■ TEXTE SOURCE ■
--------------------------------------------------

Le « No-Tango »

J’ai repro­duit dans le post le « Tan­gomètre », un édi­to­r­i­al de Ricar­do Schoua de décem­bre 2009. Ce nou­v­el édi­to­r­i­al du même auteur date de mars 2012, reprend le fil. Il l’a nom­mé No-Tan­go. Il me restera un texte à repro­duire, lui aus­si de 2012, texte qui cir­cule beau­coup en ce début de 2024, mais chut, revenons à mars 2012, dans le numéro 134 de la revue Tan­go y Cul­ture Pop­u­lar.

Lédi­to­r­i­al du n°134 de Tan­go y Cul­tura Pop­u­lar inti­t­ulé Le No Tan­go

Éditorial : Le “No-tango” par Ricardo Schoua

J’avais déjà fait remar­quer, dans des notes précé­dentes, qu’en ce qui con­cerne le tan­go et son développe­ment, il y a autant d’opinions que de per­son­nes. Je vais me référ­er à cer­taines de ces opin­ions d’une manière générale, sans iden­ti­fi­er les expédi­teurs, car ce qui m’intéresse, c’est de polémi­quer avec des idées, pas avec des per­son­nes.
Dans un édi­to­r­i­al précé­dent (*), j’ai souligné quels étaient, à mon avis, les aspects négat­ifs qui sur­gis­sent dans l’activité, et qui entra­vent son développe­ment. Je ne vais pas les répéter ici, mais j’aimerais dévelop­per cer­tains con­cepts.

--------------------------------------------------

■ EXTRAITS DES DONNÉES ■

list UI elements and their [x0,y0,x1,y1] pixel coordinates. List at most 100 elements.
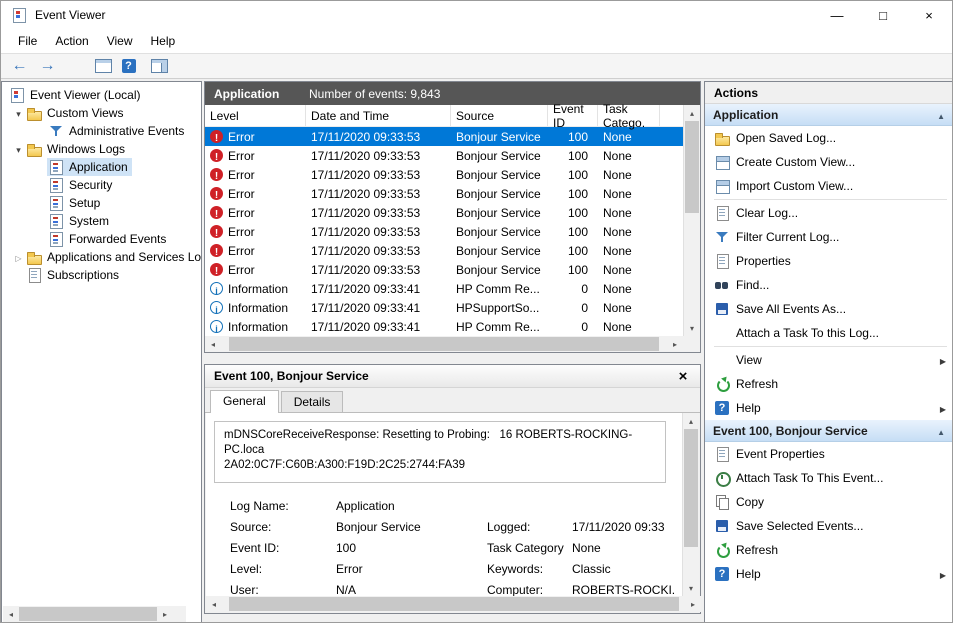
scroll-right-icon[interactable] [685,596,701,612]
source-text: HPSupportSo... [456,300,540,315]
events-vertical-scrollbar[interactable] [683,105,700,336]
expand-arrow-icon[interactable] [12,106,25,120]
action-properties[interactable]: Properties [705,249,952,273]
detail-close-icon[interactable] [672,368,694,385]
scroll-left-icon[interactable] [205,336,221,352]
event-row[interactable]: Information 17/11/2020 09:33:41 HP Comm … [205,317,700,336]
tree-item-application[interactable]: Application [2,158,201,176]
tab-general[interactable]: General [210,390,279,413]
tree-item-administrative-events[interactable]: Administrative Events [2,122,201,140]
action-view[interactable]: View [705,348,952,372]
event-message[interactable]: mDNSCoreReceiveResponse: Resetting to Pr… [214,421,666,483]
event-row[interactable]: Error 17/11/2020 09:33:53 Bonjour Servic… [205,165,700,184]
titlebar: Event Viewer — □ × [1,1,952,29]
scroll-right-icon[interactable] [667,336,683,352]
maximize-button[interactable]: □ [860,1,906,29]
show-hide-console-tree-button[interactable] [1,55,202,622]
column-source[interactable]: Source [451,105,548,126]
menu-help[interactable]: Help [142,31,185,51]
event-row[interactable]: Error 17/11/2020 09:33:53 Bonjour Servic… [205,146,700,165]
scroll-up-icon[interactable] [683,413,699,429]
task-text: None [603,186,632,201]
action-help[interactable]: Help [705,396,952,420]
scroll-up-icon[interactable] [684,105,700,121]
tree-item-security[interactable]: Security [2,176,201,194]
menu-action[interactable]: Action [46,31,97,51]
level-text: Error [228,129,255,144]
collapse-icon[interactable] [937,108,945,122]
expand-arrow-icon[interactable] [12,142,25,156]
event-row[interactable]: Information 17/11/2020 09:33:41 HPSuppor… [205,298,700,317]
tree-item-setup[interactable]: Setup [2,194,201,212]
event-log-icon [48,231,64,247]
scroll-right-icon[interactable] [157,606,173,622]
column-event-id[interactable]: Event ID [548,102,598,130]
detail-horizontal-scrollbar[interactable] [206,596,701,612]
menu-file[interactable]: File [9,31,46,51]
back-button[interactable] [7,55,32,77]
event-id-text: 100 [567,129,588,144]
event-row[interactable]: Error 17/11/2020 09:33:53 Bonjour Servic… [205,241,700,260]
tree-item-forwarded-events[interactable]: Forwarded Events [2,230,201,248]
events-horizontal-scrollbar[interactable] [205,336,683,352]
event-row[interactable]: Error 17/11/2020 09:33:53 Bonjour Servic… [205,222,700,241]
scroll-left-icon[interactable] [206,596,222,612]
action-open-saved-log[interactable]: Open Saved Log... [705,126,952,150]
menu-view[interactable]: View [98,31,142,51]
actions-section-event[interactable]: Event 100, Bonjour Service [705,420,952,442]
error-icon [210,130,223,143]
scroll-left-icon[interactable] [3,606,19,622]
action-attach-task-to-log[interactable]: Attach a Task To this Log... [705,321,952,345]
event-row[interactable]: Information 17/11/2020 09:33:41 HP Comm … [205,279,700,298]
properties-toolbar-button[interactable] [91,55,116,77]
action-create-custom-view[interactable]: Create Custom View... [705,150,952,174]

--------------------------------------------------

Reprenez tel quel le passage du texte source compris entre « Éditorial : Le » et « dévelop­per cer­tains con­cepts. », ces deux bouts inclus. Les données ne jouent aucun rôle ici.

Éditorial : Le “No-tango” par Ricardo Schoua

J’avais déjà fait remar­quer, dans des notes précé­dentes, qu’en ce qui con­cerne le tan­go et son développe­ment, il y a autant d’opinions que de per­son­nes. Je vais me référ­er à cer­taines de ces opin­ions d’une manière générale, sans iden­ti­fi­er les expédi­teurs, car ce qui m’intéresse, c’est de polémi­quer avec des idées, pas avec des per­son­nes.
Dans un édi­to­r­i­al précé­dent (*), j’ai souligné quels étaient, à mon avis, les aspects négat­ifs qui sur­gis­sent dans l’activité, et qui entra­vent son développe­ment. Je ne vais pas les répéter ici, mais j’aimerais dévelop­per cer­tains con­cepts.